[Data excerpts]
* * * * * * * * *

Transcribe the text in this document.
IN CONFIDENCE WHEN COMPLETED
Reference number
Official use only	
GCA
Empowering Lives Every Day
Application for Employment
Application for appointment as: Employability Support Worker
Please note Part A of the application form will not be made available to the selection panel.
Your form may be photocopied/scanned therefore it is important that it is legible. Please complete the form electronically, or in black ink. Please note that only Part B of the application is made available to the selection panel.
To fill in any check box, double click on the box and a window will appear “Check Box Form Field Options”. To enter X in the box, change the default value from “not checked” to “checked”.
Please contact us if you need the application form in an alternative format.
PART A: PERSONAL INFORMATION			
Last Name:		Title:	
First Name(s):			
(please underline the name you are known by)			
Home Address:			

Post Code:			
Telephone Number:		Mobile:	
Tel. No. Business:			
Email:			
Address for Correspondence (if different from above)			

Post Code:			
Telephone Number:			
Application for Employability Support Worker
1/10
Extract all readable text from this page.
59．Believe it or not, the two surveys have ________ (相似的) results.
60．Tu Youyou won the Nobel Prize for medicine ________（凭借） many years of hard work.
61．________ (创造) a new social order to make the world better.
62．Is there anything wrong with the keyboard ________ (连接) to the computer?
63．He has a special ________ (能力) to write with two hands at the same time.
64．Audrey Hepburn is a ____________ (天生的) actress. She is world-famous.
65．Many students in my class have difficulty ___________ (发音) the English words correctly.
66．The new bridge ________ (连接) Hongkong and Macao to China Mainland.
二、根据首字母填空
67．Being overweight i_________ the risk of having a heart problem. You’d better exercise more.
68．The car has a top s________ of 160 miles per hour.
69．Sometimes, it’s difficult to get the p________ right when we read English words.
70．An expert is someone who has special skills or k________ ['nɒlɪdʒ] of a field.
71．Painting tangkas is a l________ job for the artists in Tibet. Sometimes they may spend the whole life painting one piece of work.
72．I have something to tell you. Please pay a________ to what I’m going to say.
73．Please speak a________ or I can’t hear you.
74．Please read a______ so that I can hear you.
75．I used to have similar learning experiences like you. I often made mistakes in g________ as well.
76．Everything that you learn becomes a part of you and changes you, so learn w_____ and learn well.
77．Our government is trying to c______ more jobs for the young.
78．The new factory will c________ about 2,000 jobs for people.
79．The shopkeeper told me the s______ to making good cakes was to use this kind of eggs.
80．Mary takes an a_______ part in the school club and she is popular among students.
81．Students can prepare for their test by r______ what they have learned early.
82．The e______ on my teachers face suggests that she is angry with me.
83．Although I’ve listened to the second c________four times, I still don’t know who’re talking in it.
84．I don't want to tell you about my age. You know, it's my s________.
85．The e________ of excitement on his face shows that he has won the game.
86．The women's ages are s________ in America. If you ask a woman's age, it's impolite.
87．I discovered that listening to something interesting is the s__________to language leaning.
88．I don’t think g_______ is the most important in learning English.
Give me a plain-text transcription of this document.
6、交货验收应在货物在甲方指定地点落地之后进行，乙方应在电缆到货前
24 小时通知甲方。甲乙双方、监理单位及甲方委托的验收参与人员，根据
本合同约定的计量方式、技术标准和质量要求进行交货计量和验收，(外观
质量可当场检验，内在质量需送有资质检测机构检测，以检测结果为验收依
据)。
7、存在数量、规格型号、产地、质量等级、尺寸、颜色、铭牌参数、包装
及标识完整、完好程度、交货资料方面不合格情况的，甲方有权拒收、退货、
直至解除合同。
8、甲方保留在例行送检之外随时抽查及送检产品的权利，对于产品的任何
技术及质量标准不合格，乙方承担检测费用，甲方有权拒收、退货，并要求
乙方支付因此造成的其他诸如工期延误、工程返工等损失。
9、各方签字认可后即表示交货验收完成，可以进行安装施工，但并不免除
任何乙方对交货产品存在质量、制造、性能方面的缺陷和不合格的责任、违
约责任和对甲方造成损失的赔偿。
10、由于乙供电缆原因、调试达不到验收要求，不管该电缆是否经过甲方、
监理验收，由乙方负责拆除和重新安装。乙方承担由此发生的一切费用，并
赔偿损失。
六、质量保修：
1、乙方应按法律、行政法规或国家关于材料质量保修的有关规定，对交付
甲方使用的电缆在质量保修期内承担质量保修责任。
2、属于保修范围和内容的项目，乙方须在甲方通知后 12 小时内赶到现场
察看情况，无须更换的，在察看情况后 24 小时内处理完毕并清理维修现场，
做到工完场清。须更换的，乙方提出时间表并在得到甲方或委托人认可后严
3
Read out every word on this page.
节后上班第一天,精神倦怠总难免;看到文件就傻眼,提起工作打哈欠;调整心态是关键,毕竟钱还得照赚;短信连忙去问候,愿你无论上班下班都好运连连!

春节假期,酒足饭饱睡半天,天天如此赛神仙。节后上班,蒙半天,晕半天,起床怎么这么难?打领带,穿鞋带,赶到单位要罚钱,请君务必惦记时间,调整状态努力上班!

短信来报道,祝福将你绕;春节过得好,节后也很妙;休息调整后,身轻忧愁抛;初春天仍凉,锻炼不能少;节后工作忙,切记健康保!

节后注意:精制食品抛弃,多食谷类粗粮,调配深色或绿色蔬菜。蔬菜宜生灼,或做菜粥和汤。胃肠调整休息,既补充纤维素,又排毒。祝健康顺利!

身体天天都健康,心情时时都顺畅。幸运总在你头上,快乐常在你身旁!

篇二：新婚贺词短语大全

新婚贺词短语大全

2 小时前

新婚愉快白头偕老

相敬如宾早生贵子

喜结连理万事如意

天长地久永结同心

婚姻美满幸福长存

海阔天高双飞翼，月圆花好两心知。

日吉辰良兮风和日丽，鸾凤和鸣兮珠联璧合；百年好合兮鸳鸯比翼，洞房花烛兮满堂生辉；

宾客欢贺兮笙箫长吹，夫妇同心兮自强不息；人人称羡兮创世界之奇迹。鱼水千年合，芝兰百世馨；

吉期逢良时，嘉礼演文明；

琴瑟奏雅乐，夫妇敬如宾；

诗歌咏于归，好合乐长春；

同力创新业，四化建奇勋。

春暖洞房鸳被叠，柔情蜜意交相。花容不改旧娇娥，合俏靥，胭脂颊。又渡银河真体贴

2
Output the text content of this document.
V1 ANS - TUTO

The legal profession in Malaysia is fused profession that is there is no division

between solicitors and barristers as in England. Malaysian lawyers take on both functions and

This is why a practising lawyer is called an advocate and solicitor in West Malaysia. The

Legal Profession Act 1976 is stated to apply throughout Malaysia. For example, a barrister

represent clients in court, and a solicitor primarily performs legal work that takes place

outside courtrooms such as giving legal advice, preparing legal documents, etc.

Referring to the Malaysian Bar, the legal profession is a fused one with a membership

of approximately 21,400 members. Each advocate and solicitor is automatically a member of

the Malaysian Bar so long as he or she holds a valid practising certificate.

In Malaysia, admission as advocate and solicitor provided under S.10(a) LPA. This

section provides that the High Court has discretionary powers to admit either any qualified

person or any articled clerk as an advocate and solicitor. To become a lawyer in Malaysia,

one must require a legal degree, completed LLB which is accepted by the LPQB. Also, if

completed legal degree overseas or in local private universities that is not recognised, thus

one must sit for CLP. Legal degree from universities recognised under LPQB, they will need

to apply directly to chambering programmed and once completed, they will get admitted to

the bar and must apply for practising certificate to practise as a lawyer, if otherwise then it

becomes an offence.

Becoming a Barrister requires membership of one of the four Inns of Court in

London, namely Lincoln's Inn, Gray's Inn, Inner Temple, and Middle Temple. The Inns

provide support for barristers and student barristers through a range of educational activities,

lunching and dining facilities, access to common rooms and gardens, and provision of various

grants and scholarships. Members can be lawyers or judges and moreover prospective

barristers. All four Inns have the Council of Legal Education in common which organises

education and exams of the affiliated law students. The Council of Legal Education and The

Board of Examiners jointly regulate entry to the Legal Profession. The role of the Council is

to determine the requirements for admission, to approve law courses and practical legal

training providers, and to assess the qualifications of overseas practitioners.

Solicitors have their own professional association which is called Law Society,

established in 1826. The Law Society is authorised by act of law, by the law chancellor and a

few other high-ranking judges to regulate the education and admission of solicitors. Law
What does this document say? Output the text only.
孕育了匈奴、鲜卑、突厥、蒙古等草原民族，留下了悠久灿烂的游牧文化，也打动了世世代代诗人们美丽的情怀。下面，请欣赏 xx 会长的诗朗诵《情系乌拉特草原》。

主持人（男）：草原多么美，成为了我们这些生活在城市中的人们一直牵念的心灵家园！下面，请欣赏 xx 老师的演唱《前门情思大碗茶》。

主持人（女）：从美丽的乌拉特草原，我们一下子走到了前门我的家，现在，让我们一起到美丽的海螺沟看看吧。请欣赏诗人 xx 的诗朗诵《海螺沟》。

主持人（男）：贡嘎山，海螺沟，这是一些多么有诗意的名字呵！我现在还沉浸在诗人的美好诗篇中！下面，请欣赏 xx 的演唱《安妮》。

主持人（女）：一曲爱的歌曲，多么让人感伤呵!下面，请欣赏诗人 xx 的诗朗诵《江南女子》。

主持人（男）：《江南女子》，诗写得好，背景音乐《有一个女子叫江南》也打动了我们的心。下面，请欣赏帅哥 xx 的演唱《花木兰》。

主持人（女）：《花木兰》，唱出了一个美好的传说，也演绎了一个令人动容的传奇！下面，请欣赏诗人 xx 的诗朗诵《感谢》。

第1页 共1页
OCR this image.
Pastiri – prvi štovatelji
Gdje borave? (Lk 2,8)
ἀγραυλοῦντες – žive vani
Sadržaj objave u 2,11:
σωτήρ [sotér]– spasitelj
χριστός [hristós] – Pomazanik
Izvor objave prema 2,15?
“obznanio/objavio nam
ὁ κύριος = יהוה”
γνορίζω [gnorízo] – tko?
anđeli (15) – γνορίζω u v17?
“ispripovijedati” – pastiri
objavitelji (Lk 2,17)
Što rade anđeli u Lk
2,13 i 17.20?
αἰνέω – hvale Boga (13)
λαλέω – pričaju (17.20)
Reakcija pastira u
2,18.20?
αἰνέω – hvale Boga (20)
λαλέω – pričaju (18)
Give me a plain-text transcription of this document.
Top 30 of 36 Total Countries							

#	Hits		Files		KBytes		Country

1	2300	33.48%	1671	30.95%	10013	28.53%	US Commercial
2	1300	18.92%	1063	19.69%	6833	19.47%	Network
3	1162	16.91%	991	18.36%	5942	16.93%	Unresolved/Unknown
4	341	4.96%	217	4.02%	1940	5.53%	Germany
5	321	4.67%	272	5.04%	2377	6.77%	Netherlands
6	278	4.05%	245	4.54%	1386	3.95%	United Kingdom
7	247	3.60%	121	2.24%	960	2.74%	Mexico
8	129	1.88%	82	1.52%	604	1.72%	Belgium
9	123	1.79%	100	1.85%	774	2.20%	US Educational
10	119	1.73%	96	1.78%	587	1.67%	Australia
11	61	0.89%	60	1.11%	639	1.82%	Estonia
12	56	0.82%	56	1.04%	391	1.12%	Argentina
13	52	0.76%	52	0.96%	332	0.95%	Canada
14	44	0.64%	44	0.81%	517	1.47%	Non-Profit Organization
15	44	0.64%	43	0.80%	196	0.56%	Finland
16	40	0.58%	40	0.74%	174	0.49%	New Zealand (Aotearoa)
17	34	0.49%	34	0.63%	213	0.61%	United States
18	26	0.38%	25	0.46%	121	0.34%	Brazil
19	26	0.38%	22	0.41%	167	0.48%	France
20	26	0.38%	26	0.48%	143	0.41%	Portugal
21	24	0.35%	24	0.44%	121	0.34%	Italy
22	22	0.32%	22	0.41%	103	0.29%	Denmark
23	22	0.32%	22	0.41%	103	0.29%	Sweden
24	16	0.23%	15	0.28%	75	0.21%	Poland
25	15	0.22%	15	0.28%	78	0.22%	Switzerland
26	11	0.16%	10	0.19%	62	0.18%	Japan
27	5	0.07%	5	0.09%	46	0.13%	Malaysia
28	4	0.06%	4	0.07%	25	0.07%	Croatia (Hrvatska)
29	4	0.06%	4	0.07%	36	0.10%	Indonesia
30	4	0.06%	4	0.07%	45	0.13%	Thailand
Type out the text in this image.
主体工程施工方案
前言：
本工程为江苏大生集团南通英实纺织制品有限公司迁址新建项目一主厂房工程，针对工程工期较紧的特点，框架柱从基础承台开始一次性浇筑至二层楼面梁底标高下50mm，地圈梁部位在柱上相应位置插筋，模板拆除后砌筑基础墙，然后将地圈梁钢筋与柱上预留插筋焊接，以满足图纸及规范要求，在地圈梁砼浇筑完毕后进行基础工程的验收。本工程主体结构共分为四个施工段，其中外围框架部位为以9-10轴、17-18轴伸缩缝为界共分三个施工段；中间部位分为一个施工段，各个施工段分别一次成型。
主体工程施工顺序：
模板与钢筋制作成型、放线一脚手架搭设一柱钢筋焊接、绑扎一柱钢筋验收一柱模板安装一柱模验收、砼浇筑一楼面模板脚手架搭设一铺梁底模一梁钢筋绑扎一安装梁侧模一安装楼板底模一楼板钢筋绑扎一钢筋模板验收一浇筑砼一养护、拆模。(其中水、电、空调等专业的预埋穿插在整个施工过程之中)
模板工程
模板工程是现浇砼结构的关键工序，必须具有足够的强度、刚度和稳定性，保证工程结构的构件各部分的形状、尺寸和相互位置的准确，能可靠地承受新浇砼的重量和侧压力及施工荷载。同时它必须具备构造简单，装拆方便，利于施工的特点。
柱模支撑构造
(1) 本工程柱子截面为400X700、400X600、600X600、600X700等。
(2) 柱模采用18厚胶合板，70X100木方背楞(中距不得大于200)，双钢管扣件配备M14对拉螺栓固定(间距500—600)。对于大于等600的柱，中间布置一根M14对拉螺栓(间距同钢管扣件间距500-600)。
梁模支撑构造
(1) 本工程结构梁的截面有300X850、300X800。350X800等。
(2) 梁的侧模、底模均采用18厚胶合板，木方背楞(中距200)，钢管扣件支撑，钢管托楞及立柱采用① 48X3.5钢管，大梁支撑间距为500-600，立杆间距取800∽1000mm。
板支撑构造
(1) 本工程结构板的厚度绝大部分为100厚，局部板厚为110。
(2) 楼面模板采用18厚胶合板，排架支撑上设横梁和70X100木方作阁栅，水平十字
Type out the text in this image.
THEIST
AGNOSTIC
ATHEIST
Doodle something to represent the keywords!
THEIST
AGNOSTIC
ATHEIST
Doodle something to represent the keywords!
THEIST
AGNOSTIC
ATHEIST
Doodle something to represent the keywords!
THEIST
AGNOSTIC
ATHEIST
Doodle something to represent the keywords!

* * * * * * * * *

## REQUIREMENT
Using the listing above, work out how many of its lines include "made", and give only the result.

## THE REPLY
3